#### Source records

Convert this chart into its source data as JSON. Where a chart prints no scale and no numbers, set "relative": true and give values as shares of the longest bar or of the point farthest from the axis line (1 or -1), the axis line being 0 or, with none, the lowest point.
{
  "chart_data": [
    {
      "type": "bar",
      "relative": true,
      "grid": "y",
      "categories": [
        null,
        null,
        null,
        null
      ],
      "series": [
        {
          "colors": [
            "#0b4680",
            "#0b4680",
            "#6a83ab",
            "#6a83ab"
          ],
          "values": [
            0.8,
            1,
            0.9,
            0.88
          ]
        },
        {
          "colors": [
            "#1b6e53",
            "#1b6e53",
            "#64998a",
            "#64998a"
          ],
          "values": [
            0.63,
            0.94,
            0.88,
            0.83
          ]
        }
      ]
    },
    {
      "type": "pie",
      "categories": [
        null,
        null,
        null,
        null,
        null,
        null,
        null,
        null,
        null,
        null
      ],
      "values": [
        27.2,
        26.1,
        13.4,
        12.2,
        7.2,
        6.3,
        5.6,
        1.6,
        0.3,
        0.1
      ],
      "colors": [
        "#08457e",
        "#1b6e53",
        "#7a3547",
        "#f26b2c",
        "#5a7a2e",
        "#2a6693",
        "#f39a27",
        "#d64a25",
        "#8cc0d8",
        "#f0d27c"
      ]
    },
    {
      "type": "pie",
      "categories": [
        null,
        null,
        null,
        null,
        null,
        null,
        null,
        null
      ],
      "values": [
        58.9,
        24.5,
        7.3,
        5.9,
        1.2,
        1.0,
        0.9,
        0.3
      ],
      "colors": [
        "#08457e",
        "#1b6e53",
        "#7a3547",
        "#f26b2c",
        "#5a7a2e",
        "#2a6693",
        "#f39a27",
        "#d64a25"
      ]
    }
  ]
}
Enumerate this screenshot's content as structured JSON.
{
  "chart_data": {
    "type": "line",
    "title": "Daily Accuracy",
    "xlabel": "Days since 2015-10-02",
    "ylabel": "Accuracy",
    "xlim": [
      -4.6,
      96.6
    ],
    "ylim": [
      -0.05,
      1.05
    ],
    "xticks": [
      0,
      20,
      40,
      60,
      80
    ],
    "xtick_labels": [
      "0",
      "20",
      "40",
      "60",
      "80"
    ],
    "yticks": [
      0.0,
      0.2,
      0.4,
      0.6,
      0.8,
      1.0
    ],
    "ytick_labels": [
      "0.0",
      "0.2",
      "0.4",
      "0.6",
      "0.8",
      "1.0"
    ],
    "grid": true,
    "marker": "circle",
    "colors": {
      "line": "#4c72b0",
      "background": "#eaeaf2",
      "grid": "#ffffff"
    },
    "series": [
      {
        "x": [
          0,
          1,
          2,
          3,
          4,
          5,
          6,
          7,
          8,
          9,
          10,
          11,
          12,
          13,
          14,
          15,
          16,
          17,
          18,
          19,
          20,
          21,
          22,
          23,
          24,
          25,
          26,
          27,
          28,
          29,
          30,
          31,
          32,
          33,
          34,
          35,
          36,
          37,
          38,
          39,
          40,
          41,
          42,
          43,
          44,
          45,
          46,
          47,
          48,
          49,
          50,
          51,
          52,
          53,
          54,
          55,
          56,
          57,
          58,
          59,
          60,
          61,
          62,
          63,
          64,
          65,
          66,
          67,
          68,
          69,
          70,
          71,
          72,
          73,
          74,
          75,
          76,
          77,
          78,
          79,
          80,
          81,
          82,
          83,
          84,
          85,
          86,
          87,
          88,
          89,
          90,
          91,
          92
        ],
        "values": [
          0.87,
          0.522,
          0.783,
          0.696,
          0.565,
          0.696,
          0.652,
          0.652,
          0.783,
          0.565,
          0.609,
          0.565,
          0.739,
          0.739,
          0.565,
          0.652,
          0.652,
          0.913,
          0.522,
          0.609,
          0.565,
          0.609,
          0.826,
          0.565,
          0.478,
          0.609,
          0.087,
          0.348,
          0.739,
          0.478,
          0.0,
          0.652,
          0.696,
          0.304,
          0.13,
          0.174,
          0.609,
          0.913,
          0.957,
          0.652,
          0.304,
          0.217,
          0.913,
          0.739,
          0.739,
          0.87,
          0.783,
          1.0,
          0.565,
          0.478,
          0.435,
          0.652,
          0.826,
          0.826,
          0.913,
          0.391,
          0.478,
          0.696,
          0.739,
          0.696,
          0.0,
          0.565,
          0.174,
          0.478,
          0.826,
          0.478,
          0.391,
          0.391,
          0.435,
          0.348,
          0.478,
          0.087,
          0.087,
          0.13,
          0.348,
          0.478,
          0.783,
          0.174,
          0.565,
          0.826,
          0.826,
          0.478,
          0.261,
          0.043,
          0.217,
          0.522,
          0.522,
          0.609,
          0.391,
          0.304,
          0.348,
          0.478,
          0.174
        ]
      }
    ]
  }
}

########

Problem requirements: The records above should be duplicated in full, exactly as given.

Written answer:
Convert this chart into its source data as JSON. Where a chart prints no scale and no numbers, set "relative": true and give values as shares of the longest bar or of the point farthest from the axis line (1 or -1), the axis line being 0 or, with none, the lowest point.
{
  "chart_data": [
    {
      "type": "bar",
      "relative": true,
      "grid": "y",
      "categories": [
        null,
        null,
        null,
        null
      ],
      "series": [
        {
          "colors": [
            "#0b4680",
            "#0b4680",
            "#6a83ab",
            "#6a83ab"
          ],
          "values": [
            0.8,
            1,
            0.9,
            0.88
          ]
        },
        {
          "colors": [
            "#1b6e53",
            "#1b6e53",
            "#64998a",
            "#64998a"
          ],
          "values": [
            0.63,
            0.94,
            0.88,
            0.83
          ]
        }
      ]
    },
    {
      "type": "pie",
      "categories": [
        null,
        null,
        null,
        null,
        null,
        null,
        null,
        null,
        null,
        null
      ],
      "values": [
        27.2,
        26.1,
        13.4,
        12.2,
        7.2,
        6.3,
        5.6,
        1.6,
        0.3,
        0.1
      ],
      "colors": [
        "#08457e",
        "#1b6e53",
        "#7a3547",
        "#f26b2c",
        "#5a7a2e",
        "#2a6693",
        "#f39a27",
        "#d64a25",
        "#8cc0d8",
        "#f0d27c"
      ]
    },
    {
      "type": "pie",
      "categories": [
        null,
        null,
        null,
        null,
        null,
        null,
        null,
        null
      ],
      "values": [
        58.9,
        24.5,
        7.3,
        5.9,
        1.2,
        1.0,
        0.9,
        0.3
      ],
      "colors": [
        "#08457e",
        "#1b6e53",
        "#7a3547",
        "#f26b2c",
        "#5a7a2e",
        "#2a6693",
        "#f39a27",
        "#d64a25"
      ]
    }
  ]
}
Enumerate this screenshot's content as structured JSON.
{
  "chart_data": {
    "type": "line",
    "title": "Daily Accuracy",
    "xlabel": "Days since 2015-10-02",
    "ylabel": "Accuracy",
    "xlim": [
      -4.6,
      96.6
    ],
    "ylim": [
      -0.05,
      1.05
    ],
    "xticks": [
      0,
      20,
      40,
      60,
      80
    ],
    "xtick_labels": [
      "0",
      "20",
      "40",
      "60",
      "80"
    ],
    "yticks": [
      0.0,
      0.2,
      0.4,
      0.6,
      0.8,
      1.0
    ],
    "ytick_labels": [
      "0.0",
      "0.2",
      "0.4",
      "0.6",
      "0.8",
      "1.0"
    ],
    "grid": true,
    "marker": "circle",
    "colors": {
      "line": "#4c72b0",
      "background": "#eaeaf2",
      "grid": "#ffffff"
    },
    "series": [
      {
        "x": [
          0,
          1,
          2,
          3,
          4,
          5,
          6,
          7,
          8,
          9,
          10,
          11,
          12,
          13,
          14,
          15,
          16,
          17,
          18,
          19,
          20,
          21,
          22,
          23,
          24,
          25,
          26,
          27,
          28,
          29,
          30,
          31,
          32,
          33,
          34,
          35,
          36,
          37,
          38,
          39,
          40,
          41,
          42,
          43,
          44,
          45,
          46,
          47,
          48,
          49,
          50,
          51,
          52,
          53,
          54,
          55,
          56,
          57,
          58,
          59,
          60,
          61,
          62,
          63,
          64,
          65,
          66,
          67,
          68,
          69,
          70,
          71,
          72,
          73,
          74,
          75,
          76,
          77,
          78,
          79,
          80,
          81,
          82,
          83,
          84,
          85,
          86,
          87,
          88,
          89,
          90,
          91,
          92
        ],
        "values": [
          0.87,
          0.522,
          0.783,
          0.696,
          0.565,
          0.696,
          0.652,
          0.652,
          0.783,
          0.565,
          0.609,
          0.565,
          0.739,
          0.739,
          0.565,
          0.652,
          0.652,
          0.913,
          0.522,
          0.609,
          0.565,
          0.609,
          0.826,
          0.565,
          0.478,
          0.609,
          0.087,
          0.348,
          0.739,
          0.478,
          0.0,
          0.652,
          0.696,
          0.304,
          0.13,
          0.174,
          0.609,
          0.913,
          0.957,
          0.652,
          0.304,
          0.217,
          0.913,
          0.739,
          0.739,
          0.87,
          0.783,
          1.0,
          0.565,
          0.478,
          0.435,
          0.652,
          0.826,
          0.826,
          0.913,
          0.391,
          0.478,
          0.696,
          0.739,
          0.696,
          0.0,
          0.565,
          0.174,
          0.478,
          0.826,
          0.478,
          0.391,
          0.391,
          0.435,
          0.348,
          0.478,
          0.087,
          0.087,
          0.13,
          0.348,
          0.478,
          0.783,
          0.174,
          0.565,
          0.826,
          0.826,
          0.478,
          0.261,
          0.043,
          0.217,
          0.522,
          0.522,
          0.609,
          0.391,
          0.304,
          0.348,
          0.478,
          0.174
        ]
      }
    ]
  }
}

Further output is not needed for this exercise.